═════ Material supplied ═════

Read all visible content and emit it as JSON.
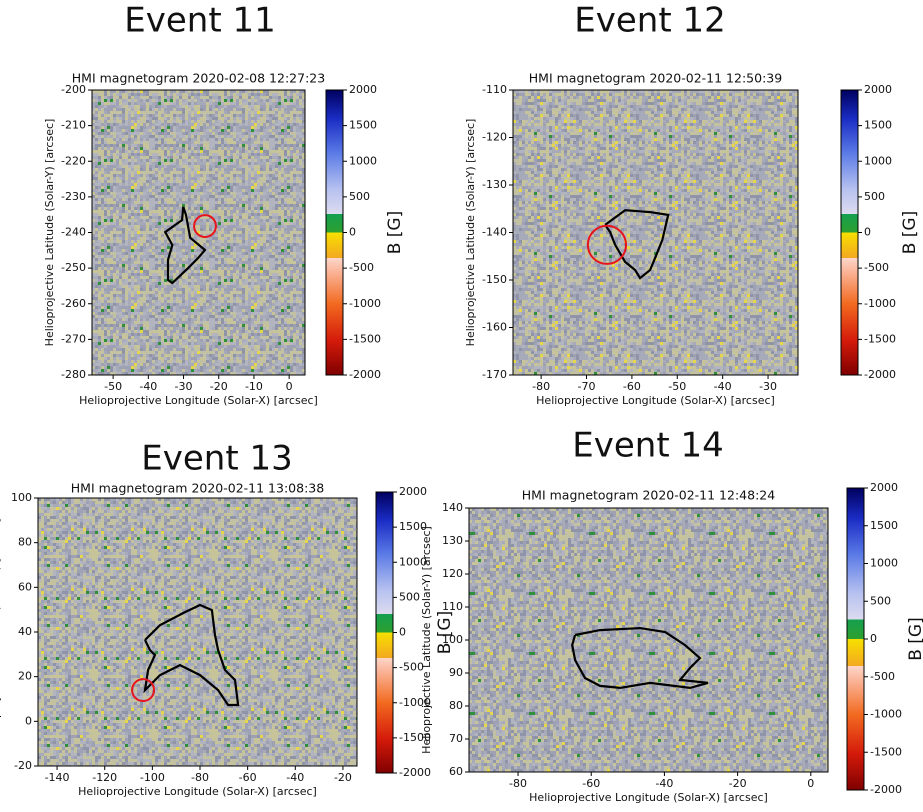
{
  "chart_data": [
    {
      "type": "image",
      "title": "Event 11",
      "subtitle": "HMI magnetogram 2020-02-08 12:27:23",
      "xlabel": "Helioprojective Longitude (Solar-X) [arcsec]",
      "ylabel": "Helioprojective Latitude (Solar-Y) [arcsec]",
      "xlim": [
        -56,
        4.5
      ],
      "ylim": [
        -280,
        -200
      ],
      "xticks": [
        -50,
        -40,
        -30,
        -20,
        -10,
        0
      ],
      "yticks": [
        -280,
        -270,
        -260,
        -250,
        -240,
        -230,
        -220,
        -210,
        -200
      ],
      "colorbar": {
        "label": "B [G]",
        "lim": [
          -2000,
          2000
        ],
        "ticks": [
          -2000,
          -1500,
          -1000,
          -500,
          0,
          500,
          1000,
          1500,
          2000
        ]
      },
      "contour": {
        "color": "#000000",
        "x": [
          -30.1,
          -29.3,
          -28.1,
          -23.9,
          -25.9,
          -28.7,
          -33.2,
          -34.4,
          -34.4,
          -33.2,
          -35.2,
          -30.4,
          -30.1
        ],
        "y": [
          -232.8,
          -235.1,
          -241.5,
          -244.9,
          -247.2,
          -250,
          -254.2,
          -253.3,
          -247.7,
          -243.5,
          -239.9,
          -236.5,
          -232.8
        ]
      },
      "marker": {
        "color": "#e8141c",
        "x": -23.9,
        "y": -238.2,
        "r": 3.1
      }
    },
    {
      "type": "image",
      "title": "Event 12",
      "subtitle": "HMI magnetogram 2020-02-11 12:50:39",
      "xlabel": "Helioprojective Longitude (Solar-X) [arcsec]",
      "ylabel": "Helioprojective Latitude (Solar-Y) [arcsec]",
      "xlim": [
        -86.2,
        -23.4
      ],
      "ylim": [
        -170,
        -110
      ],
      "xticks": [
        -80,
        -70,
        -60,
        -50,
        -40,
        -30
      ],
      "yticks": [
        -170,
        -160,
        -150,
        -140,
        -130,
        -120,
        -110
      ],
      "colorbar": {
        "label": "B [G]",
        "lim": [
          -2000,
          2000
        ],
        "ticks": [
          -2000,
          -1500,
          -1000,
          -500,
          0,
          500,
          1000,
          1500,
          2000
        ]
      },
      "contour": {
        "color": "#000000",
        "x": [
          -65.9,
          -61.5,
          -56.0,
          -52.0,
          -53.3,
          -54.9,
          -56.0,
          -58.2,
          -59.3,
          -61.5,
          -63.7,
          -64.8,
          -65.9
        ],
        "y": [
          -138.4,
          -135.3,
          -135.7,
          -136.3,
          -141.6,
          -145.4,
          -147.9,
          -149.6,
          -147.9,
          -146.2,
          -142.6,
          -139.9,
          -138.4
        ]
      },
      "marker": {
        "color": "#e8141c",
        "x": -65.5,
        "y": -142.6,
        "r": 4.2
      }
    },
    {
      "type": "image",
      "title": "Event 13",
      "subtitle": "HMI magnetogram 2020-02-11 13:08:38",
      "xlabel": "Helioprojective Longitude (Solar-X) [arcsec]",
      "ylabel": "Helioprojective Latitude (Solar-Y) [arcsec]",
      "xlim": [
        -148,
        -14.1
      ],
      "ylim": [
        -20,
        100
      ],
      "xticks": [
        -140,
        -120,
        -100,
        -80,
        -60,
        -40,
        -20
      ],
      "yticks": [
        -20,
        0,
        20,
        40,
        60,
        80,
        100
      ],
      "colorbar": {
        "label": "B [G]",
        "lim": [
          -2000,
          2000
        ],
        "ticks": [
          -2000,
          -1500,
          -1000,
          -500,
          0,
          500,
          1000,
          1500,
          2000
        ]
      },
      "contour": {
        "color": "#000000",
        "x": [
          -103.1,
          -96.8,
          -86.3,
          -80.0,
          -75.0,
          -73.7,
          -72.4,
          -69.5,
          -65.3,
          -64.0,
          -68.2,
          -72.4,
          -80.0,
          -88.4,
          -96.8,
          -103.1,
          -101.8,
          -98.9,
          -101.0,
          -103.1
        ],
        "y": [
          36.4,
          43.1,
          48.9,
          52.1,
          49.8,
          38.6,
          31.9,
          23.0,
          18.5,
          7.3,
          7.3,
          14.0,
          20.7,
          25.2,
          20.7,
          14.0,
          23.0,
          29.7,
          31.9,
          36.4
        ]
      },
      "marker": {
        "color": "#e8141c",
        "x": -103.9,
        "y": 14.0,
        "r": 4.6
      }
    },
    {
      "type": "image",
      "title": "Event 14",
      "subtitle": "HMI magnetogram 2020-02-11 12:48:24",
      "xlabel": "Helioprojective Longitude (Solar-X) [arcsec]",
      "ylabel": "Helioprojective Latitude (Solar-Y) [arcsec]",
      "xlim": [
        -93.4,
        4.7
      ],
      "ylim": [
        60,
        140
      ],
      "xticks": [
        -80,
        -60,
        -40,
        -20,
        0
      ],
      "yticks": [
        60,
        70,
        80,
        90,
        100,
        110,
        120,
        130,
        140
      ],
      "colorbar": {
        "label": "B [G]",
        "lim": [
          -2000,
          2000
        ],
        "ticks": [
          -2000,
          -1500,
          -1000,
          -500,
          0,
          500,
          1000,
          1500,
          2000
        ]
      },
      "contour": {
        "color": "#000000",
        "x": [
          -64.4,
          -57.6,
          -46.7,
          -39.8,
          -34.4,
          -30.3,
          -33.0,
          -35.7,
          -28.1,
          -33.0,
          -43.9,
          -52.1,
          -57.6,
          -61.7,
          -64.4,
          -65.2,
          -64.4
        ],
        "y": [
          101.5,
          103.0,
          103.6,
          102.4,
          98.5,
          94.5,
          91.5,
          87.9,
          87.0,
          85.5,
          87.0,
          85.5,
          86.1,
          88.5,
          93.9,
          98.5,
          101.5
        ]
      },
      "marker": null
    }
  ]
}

═════

* **Exercise requirements**: Verbatim reproduction of every record is required; images are left out.

* **Task output**:
Read all visible content and emit it as JSON.
{
  "chart_data": [
    {
      "type": "image",
      "title": "Event 11",
      "subtitle": "HMI magnetogram 2020-02-08 12:27:23",
      "xlabel": "Helioprojective Longitude (Solar-X) [arcsec]",
      "ylabel": "Helioprojective Latitude (Solar-Y) [arcsec]",
      "xlim": [
        -56,
        4.5
      ],
      "ylim": [
        -280,
        -200
      ],
      "xticks": [
        -50,
        -40,
        -30,
        -20,
        -10,
        0
      ],
      "yticks": [
        -280,
        -270,
        -260,
        -250,
        -240,
        -230,
        -220,
        -210,
        -200
      ],
      "colorbar": {
        "label": "B [G]",
        "lim": [
          -2000,
          2000
        ],
        "ticks": [
          -2000,
          -1500,
          -1000,
          -500,
          0,
          500,
          1000,
          1500,
          2000
        ]
      },
      "contour": {
        "color": "#000000",
        "x": [
          -30.1,
          -29.3,
          -28.1,
          -23.9,
          -25.9,
          -28.7,
          -33.2,
          -34.4,
          -34.4,
          -33.2,
          -35.2,
          -30.4,
          -30.1
        ],
        "y": [
          -232.8,
          -235.1,
          -241.5,
          -244.9,
          -247.2,
          -250,
          -254.2,
          -253.3,
          -247.7,
          -243.5,
          -239.9,
          -236.5,
          -232.8
        ]
      },
      "marker": {
        "color": "#e8141c",
        "x": -23.9,
        "y": -238.2,
        "r": 3.1
      }
    },
    {
      "type": "image",
      "title": "Event 12",
      "subtitle": "HMI magnetogram 2020-02-11 12:50:39",
      "xlabel": "Helioprojective Longitude (Solar-X) [arcsec]",
      "ylabel": "Helioprojective Latitude (Solar-Y) [arcsec]",
      "xlim": [
        -86.2,
        -23.4
      ],
      "ylim": [
        -170,
        -110
      ],
      "xticks": [
        -80,
        -70,
        -60,
        -50,
        -40,
        -30
      ],
      "yticks": [
        -170,
        -160,
        -150,
        -140,
        -130,
        -120,
        -110
      ],
      "colorbar": {
        "label": "B [G]",
        "lim": [
          -2000,
          2000
        ],
        "ticks": [
          -2000,
          -1500,
          -1000,
          -500,
          0,
          500,
          1000,
          1500,
          2000
        ]
      },
      "contour": {
        "color": "#000000",
        "x": [
          -65.9,
          -61.5,
          -56.0,
          -52.0,
          -53.3,
          -54.9,
          -56.0,
          -58.2,
          -59.3,
          -61.5,
          -63.7,
          -64.8,
          -65.9
        ],
        "y": [
          -138.4,
          -135.3,
          -135.7,
          -136.3,
          -141.6,
          -145.4,
          -147.9,
          -149.6,
          -147.9,
          -146.2,
          -142.6,
          -139.9,
          -138.4
        ]
      },
      "marker": {
        "color": "#e8141c",
        "x": -65.5,
        "y": -142.6,
        "r": 4.2
      }
    },
    {
      "type": "image",
      "title": "Event 13",
      "subtitle": "HMI magnetogram 2020-02-11 13:08:38",
      "xlabel": "Helioprojective Longitude (Solar-X) [arcsec]",
      "ylabel": "Helioprojective Latitude (Solar-Y) [arcsec]",
      "xlim": [
        -148,
        -14.1
      ],
      "ylim": [
        -20,
        100
      ],
      "xticks": [
        -140,
        -120,
        -100,
        -80,
        -60,
        -40,
        -20
      ],
      "yticks": [
        -20,
        0,
        20,
        40,
        60,
        80,
        100
      ],
      "colorbar": {
        "label": "B [G]",
        "lim": [
          -2000,
          2000
        ],
        "ticks": [
          -2000,
          -1500,
          -1000,
          -500,
          0,
          500,
          1000,
          1500,
          2000
        ]
      },
      "contour": {
        "color": "#000000",
        "x": [
          -103.1,
          -96.8,
          -86.3,
          -80.0,
          -75.0,
          -73.7,
          -72.4,
          -69.5,
          -65.3,
          -64.0,
          -68.2,
          -72.4,
          -80.0,
          -88.4,
          -96.8,
          -103.1,
          -101.8,
          -98.9,
          -101.0,
          -103.1
        ],
        "y": [
          36.4,
          43.1,
          48.9,
          52.1,
          49.8,
          38.6,
          31.9,
          23.0,
          18.5,
          7.3,
          7.3,
          14.0,
          20.7,
          25.2,
          20.7,
          14.0,
          23.0,
          29.7,
          31.9,
          36.4
        ]
      },
      "marker": {
        "color": "#e8141c",
        "x": -103.9,
        "y": 14.0,
        "r": 4.6
      }
    },
    {
      "type": "image",
      "title": "Event 14",
      "subtitle": "HMI magnetogram 2020-02-11 12:48:24",
      "xlabel": "Helioprojective Longitude (Solar-X) [arcsec]",
      "ylabel": "Helioprojective Latitude (Solar-Y) [arcsec]",
      "xlim": [
        -93.4,
        4.7
      ],
      "ylim": [
        60,
        140
      ],
      "xticks": [
        -80,
        -60,
        -40,
        -20,
        0
      ],
      "yticks": [
        60,
        70,
        80,
        90,
        100,
        110,
        120,
        130,
        140
      ],
      "colorbar": {
        "label": "B [G]",
        "lim": [
          -2000,
          2000
        ],
        "ticks": [
          -2000,
          -1500,
          -1000,
          -500,
          0,
          500,
          1000,
          1500,
          2000
        ]
      },
      "contour": {
        "color": "#000000",
        "x": [
          -64.4,
          -57.6,
          -46.7,
          -39.8,
          -34.4,
          -30.3,
          -33.0,
          -35.7,
          -28.1,
          -33.0,
          -43.9,
          -52.1,
          -57.6,
          -61.7,
          -64.4,
          -65.2,
          -64.4
        ],
        "y": [
          101.5,
          103.0,
          103.6,
          102.4,
          98.5,
          94.5,
          91.5,
          87.9,
          87.0,
          85.5,
          87.0,
          85.5,
          86.1,
          88.5,
          93.9,
          98.5,
          101.5
        ]
      },
      "marker": null
    }
  ]
}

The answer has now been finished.